- [INSTRUCTIONS TO FOLLOW]: Copy every line of the records below verbatim, from the first line to the last.

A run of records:
^^^^

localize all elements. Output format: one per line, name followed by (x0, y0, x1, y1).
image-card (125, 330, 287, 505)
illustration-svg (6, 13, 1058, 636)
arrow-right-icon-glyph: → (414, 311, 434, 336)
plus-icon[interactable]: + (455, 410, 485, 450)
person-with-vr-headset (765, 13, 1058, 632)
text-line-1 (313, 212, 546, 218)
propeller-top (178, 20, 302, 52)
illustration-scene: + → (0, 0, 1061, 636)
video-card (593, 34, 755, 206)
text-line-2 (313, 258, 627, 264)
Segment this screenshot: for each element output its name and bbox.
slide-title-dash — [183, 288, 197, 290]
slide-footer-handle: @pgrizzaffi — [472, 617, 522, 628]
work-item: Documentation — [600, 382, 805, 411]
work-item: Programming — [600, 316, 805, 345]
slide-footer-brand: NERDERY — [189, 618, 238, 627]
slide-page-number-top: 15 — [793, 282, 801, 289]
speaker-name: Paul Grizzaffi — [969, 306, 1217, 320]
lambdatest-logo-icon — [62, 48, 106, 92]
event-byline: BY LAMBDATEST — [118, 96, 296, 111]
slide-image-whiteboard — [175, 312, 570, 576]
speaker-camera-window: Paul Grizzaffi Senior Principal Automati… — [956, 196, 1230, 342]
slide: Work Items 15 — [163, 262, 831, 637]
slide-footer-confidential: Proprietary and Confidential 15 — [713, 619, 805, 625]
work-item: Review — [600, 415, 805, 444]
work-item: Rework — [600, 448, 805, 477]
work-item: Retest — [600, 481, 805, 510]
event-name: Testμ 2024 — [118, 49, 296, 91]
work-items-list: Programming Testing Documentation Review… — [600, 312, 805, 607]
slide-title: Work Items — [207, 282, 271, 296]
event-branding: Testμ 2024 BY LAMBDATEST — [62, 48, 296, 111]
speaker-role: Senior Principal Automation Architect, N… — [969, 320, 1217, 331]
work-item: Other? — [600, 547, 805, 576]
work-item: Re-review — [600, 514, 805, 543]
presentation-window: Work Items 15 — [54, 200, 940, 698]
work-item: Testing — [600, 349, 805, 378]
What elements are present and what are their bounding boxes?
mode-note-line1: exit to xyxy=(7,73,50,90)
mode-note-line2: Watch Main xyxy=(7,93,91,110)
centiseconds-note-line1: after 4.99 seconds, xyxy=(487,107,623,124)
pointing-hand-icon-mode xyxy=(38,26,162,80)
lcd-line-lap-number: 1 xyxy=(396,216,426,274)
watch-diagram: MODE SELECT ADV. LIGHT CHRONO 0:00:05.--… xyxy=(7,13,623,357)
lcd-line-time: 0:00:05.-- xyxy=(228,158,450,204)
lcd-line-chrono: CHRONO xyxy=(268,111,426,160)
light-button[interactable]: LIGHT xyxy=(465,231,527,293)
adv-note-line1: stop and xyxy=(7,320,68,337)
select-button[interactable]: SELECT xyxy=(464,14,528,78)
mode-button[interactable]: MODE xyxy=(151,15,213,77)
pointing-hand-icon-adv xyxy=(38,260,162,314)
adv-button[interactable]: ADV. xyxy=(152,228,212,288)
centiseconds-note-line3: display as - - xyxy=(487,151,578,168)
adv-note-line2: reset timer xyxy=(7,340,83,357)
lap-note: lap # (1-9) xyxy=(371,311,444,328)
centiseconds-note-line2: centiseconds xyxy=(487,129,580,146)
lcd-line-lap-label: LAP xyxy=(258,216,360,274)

^^^^

- [RESULT OF THIS TASK]:
localize all elements. Output format: one per line, name followed by (x0, y0, x1, y1).
image-card (125, 330, 287, 505)
illustration-svg (6, 13, 1058, 636)
arrow-right-icon-glyph: → (414, 311, 434, 336)
plus-icon[interactable]: + (455, 410, 485, 450)
person-with-vr-headset (765, 13, 1058, 632)
text-line-1 (313, 212, 546, 218)
propeller-top (178, 20, 302, 52)
illustration-scene: + → (0, 0, 1061, 636)
video-card (593, 34, 755, 206)
text-line-2 (313, 258, 627, 264)
Segment this screenshot: for each element output its name and bbox.
slide-title-dash — [183, 288, 197, 290]
slide-footer-handle: @pgrizzaffi — [472, 617, 522, 628]
work-item: Documentation — [600, 382, 805, 411]
work-item: Programming — [600, 316, 805, 345]
slide-footer-brand: NERDERY — [189, 618, 238, 627]
slide-page-number-top: 15 — [793, 282, 801, 289]
speaker-name: Paul Grizzaffi — [969, 306, 1217, 320]
lambdatest-logo-icon — [62, 48, 106, 92]
event-byline: BY LAMBDATEST — [118, 96, 296, 111]
slide-image-whiteboard — [175, 312, 570, 576]
speaker-camera-window: Paul Grizzaffi Senior Principal Automati… — [956, 196, 1230, 342]
slide: Work Items 15 — [163, 262, 831, 637]
slide-footer-confidential: Proprietary and Confidential 15 — [713, 619, 805, 625]
work-item: Review — [600, 415, 805, 444]
work-item: Rework — [600, 448, 805, 477]
work-item: Retest — [600, 481, 805, 510]
event-name: Testμ 2024 — [118, 49, 296, 91]
work-items-list: Programming Testing Documentation Review… — [600, 312, 805, 607]
slide-title: Work Items — [207, 282, 271, 296]
event-branding: Testμ 2024 BY LAMBDATEST — [62, 48, 296, 111]
speaker-role: Senior Principal Automation Architect, N… — [969, 320, 1217, 331]
work-item: Other? — [600, 547, 805, 576]
work-item: Re-review — [600, 514, 805, 543]
presentation-window: Work Items 15 — [54, 200, 940, 698]
work-item: Testing — [600, 349, 805, 378]
What elements are present and what are their bounding boxes?
mode-note-line1: exit to xyxy=(7,73,50,90)
mode-note-line2: Watch Main xyxy=(7,93,91,110)
centiseconds-note-line1: after 4.99 seconds, xyxy=(487,107,623,124)
pointing-hand-icon-mode xyxy=(38,26,162,80)
lcd-line-lap-number: 1 xyxy=(396,216,426,274)
watch-diagram: MODE SELECT ADV. LIGHT CHRONO 0:00:05.--… xyxy=(7,13,623,357)
lcd-line-time: 0:00:05.-- xyxy=(228,158,450,204)
lcd-line-chrono: CHRONO xyxy=(268,111,426,160)
light-button[interactable]: LIGHT xyxy=(465,231,527,293)
adv-note-line1: stop and xyxy=(7,320,68,337)
select-button[interactable]: SELECT xyxy=(464,14,528,78)
mode-button[interactable]: MODE xyxy=(151,15,213,77)
pointing-hand-icon-adv xyxy=(38,260,162,314)
adv-button[interactable]: ADV. xyxy=(152,228,212,288)
centiseconds-note-line3: display as - - xyxy=(487,151,578,168)
adv-note-line2: reset timer xyxy=(7,340,83,357)
lap-note: lap # (1-9) xyxy=(371,311,444,328)
centiseconds-note-line2: centiseconds xyxy=(487,129,580,146)
lcd-line-lap-label: LAP xyxy=(258,216,360,274)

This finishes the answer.